- **TASK GOAL**
From the listing below, extract each line containing the string "conservation".

** INFORMATION SHOWN follows **

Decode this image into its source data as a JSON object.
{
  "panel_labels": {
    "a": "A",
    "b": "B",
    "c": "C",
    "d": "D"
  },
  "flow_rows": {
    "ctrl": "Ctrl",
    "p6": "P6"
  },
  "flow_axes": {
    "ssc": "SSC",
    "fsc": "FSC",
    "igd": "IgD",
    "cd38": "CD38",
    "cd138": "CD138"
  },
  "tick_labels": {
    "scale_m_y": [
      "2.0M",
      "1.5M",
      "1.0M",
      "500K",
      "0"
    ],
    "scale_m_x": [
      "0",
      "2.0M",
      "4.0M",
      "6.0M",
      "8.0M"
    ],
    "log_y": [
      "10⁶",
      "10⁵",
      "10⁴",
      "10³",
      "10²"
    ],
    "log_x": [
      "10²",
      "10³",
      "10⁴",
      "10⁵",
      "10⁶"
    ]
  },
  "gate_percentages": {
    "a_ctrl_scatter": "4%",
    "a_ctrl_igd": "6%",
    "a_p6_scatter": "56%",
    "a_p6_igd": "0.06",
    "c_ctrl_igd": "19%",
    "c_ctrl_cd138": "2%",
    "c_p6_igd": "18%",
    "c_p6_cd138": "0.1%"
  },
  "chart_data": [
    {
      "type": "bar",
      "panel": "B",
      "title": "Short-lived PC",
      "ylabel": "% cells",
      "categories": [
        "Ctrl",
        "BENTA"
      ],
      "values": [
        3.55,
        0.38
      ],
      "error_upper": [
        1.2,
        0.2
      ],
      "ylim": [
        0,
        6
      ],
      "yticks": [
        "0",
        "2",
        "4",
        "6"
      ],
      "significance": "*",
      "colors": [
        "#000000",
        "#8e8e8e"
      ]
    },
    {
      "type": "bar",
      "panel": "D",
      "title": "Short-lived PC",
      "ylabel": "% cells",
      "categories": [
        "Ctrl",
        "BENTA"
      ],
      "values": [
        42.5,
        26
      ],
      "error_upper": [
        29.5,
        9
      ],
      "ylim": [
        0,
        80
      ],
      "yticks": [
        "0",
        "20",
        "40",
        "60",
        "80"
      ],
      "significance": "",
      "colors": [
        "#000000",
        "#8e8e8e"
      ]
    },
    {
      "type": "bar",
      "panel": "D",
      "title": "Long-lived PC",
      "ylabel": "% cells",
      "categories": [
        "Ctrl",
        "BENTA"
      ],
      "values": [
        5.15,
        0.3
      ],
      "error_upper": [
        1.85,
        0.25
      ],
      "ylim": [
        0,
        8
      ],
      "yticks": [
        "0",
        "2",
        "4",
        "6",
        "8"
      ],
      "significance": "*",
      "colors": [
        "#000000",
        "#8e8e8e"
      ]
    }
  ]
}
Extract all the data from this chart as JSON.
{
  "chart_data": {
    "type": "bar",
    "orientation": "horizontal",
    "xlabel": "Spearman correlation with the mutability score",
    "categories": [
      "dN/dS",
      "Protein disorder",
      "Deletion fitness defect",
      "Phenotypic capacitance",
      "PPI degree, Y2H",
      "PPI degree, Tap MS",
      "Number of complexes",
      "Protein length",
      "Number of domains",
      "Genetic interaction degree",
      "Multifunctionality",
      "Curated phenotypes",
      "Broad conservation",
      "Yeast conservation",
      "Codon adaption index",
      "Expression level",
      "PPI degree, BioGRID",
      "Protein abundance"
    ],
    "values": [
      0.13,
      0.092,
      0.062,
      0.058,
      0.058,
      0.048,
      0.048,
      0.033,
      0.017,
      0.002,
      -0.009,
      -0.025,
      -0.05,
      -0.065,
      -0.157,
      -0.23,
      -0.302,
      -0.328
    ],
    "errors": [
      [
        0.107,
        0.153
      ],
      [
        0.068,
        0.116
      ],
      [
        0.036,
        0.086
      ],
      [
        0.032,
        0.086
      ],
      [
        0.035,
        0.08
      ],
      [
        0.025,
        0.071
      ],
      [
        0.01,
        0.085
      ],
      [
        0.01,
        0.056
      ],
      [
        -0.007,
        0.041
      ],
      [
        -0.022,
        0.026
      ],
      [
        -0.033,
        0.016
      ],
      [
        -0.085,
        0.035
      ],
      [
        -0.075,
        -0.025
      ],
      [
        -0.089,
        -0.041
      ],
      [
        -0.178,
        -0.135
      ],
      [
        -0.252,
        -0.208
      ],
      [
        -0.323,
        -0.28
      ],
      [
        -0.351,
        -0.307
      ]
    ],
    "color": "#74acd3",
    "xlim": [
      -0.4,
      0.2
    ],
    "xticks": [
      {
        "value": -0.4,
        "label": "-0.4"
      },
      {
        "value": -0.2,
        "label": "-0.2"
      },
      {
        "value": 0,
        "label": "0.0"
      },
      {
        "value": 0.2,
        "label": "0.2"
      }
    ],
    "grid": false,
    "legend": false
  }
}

** End of INFORMATION SHOWN **

- **EXERCISE RESPONSE**
      "Broad conservation",
      "Yeast conservation",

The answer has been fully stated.